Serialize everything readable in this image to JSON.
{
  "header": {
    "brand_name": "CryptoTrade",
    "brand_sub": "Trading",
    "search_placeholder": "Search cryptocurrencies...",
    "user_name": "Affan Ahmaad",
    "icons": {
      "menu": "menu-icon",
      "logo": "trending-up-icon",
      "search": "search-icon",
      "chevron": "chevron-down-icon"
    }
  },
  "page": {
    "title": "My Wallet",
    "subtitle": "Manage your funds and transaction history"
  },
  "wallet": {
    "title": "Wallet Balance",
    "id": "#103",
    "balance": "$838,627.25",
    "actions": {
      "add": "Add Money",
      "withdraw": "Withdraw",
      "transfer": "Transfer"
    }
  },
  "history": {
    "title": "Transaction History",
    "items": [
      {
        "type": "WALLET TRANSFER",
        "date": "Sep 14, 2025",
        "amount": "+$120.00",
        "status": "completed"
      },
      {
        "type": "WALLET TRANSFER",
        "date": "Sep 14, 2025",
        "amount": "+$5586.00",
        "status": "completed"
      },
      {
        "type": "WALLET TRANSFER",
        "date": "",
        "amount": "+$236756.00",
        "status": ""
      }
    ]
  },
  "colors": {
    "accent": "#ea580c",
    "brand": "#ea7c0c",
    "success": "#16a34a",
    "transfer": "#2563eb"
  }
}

*The exercise*. Would you reproduce the material above in full, exactly as given?

*Exercise answer*.
Serialize everything readable in this image to JSON.
{
  "header": {
    "brand_name": "CryptoTrade",
    "brand_sub": "Trading",
    "search_placeholder": "Search cryptocurrencies...",
    "user_name": "Affan Ahmaad",
    "icons": {
      "menu": "menu-icon",
      "logo": "trending-up-icon",
      "search": "search-icon",
      "chevron": "chevron-down-icon"
    }
  },
  "page": {
    "title": "My Wallet",
    "subtitle": "Manage your funds and transaction history"
  },
  "wallet": {
    "title": "Wallet Balance",
    "id": "#103",
    "balance": "$838,627.25",
    "actions": {
      "add": "Add Money",
      "withdraw": "Withdraw",
      "transfer": "Transfer"
    }
  },
  "history": {
    "title": "Transaction History",
    "items": [
      {
        "type": "WALLET TRANSFER",
        "date": "Sep 14, 2025",
        "amount": "+$120.00",
        "status": "completed"
      },
      {
        "type": "WALLET TRANSFER",
        "date": "Sep 14, 2025",
        "amount": "+$5586.00",
        "status": "completed"
      },
      {
        "type": "WALLET TRANSFER",
        "date": "",
        "amount": "+$236756.00",
        "status": ""
      }
    ]
  },
  "colors": {
    "accent": "#ea580c",
    "brand": "#ea7c0c",
    "success": "#16a34a",
    "transfer": "#2563eb"
  }
}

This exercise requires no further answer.